§ **RECORD EXTRACTS**:
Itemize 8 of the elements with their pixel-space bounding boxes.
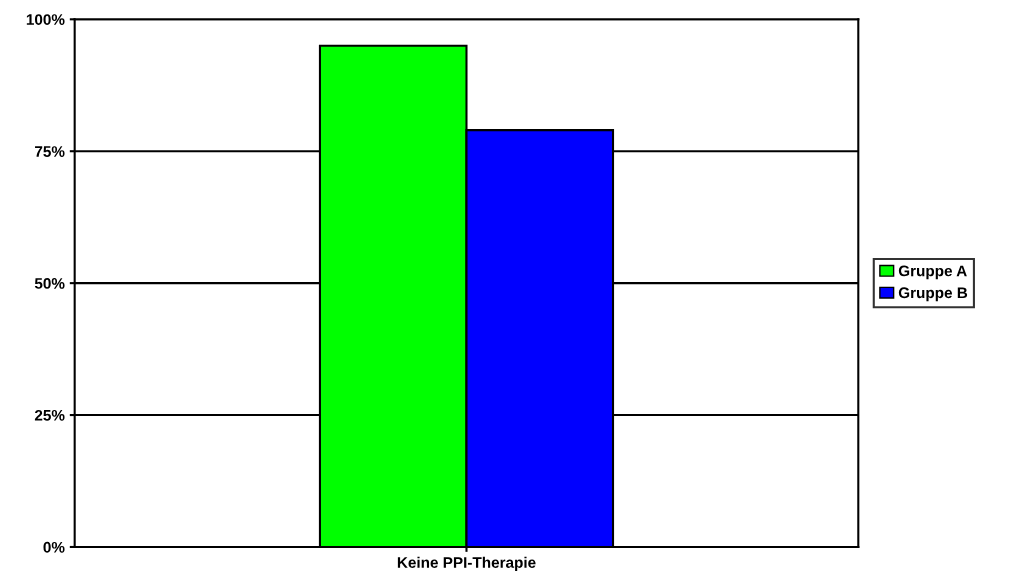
- y-tick-label: 0%: [43, 541, 65, 553]
- y-tick-label: 50%: [34, 278, 65, 289]
- y-tick-label: 100%: [26, 14, 65, 25]
- legend-label: Gruppe B: [898, 287, 968, 302]
- x-tick-label: Keine PPI-Therapie: [397, 556, 536, 571]
- y-tick-label: 25%: [34, 409, 65, 421]
- y-tick-label: 75%: [35, 146, 65, 157]
- legend-label: Gruppe A: [898, 265, 967, 280]
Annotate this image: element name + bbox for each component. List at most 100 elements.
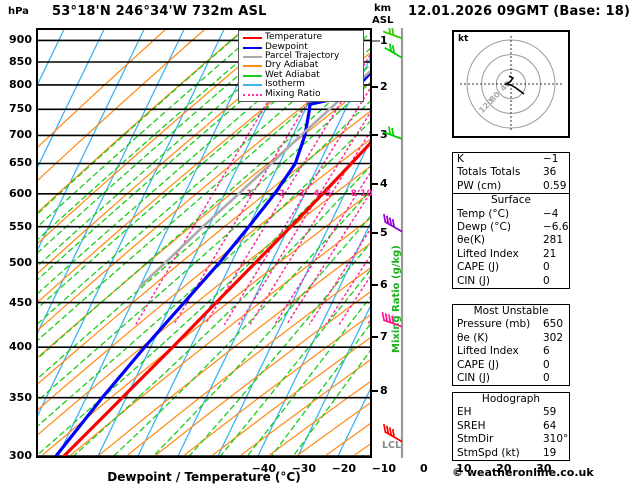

§ **GOAL**: Please reproduce all of the data above word for word, leaving out the pictures.

§ **FINISHED ANSWER**:
Itemize 8 of the elements with their pixel-space bounding boxes.
- y-tick-label: 0%: [43, 541, 65, 553]
- y-tick-label: 50%: [34, 278, 65, 289]
- y-tick-label: 100%: [26, 14, 65, 25]
- legend-label: Gruppe B: [898, 287, 968, 302]
- x-tick-label: Keine PPI-Therapie: [397, 556, 536, 571]
- y-tick-label: 25%: [34, 409, 65, 421]
- y-tick-label: 75%: [35, 146, 65, 157]
- legend-label: Gruppe A: [898, 265, 967, 280]
Annotate this image: element name + bbox for each component. List at most 100 elements.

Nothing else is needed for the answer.